Collected data
-.-.-
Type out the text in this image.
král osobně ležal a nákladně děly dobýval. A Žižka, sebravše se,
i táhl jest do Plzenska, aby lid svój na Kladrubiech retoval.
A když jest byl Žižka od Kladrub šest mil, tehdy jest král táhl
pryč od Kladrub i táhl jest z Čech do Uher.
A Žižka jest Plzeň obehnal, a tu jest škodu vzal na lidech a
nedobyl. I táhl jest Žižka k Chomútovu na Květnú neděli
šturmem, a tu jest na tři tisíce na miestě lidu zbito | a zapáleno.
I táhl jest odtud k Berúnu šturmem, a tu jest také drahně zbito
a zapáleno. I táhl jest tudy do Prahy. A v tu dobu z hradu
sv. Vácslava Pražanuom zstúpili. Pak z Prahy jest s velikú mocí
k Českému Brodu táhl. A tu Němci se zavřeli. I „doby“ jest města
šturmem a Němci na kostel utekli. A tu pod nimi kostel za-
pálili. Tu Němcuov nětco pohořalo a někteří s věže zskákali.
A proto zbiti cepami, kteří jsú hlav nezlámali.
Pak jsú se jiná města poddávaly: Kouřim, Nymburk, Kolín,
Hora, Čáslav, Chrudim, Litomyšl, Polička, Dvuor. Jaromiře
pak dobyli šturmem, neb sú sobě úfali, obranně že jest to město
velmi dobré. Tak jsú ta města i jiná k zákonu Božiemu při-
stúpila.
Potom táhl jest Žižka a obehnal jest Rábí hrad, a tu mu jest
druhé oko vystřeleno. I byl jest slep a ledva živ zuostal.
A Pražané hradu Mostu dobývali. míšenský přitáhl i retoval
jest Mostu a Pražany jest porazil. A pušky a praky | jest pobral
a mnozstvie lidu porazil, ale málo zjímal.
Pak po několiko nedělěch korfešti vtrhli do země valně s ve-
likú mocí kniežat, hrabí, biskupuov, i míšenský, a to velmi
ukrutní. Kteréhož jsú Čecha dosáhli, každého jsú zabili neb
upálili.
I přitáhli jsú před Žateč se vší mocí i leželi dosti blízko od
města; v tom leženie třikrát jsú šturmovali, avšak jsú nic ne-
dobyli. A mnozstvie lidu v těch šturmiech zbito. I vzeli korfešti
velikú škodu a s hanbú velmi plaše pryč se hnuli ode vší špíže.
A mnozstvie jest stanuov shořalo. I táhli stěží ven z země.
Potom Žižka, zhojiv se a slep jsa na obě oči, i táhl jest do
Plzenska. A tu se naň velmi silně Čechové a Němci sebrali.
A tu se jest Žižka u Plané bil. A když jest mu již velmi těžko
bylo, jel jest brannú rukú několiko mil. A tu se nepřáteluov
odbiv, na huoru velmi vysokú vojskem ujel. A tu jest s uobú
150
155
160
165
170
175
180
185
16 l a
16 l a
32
-.-.-
▶ [Work to complete] Output each record precisely as given.

▶ [The result]
Type out the text in this image.
král osobně ležal a nákladně děly dobýval. A Žižka, sebravše se,
i táhl jest do Plzenska, aby lid svój na Kladrubiech retoval.
A když jest byl Žižka od Kladrub šest mil, tehdy jest král táhl
pryč od Kladrub i táhl jest z Čech do Uher.
A Žižka jest Plzeň obehnal, a tu jest škodu vzal na lidech a
nedobyl. I táhl jest Žižka k Chomútovu na Květnú neděli
šturmem, a tu jest na tři tisíce na miestě lidu zbito | a zapáleno.
I táhl jest odtud k Berúnu šturmem, a tu jest také drahně zbito
a zapáleno. I táhl jest tudy do Prahy. A v tu dobu z hradu
sv. Vácslava Pražanuom zstúpili. Pak z Prahy jest s velikú mocí
k Českému Brodu táhl. A tu Němci se zavřeli. I „doby“ jest města
šturmem a Němci na kostel utekli. A tu pod nimi kostel za-
pálili. Tu Němcuov nětco pohořalo a někteří s věže zskákali.
A proto zbiti cepami, kteří jsú hlav nezlámali.
Pak jsú se jiná města poddávaly: Kouřim, Nymburk, Kolín,
Hora, Čáslav, Chrudim, Litomyšl, Polička, Dvuor. Jaromiře
pak dobyli šturmem, neb sú sobě úfali, obranně že jest to město
velmi dobré. Tak jsú ta města i jiná k zákonu Božiemu při-
stúpila.
Potom táhl jest Žižka a obehnal jest Rábí hrad, a tu mu jest
druhé oko vystřeleno. I byl jest slep a ledva živ zuostal.
A Pražané hradu Mostu dobývali. míšenský přitáhl i retoval
jest Mostu a Pražany jest porazil. A pušky a praky | jest pobral
a mnozstvie lidu porazil, ale málo zjímal.
Pak po několiko nedělěch korfešti vtrhli do země valně s ve-
likú mocí kniežat, hrabí, biskupuov, i míšenský, a to velmi
ukrutní. Kteréhož jsú Čecha dosáhli, každého jsú zabili neb
upálili.
I přitáhli jsú před Žateč se vší mocí i leželi dosti blízko od
města; v tom leženie třikrát jsú šturmovali, avšak jsú nic ne-
dobyli. A mnozstvie lidu v těch šturmiech zbito. I vzeli korfešti
velikú škodu a s hanbú velmi plaše pryč se hnuli ode vší špíže.
A mnozstvie jest stanuov shořalo. I táhli stěží ven z země.
Potom Žižka, zhojiv se a slep jsa na obě oči, i táhl jest do
Plzenska. A tu se naň velmi silně Čechové a Němci sebrali.
A tu se jest Žižka u Plané bil. A když jest mu již velmi těžko
bylo, jel jest brannú rukú několiko mil. A tu se nepřáteluov
odbiv, na huoru velmi vysokú vojskem ujel. A tu jest s uobú
150
155
160
165
170
175
180
185
16 l a
16 l a
32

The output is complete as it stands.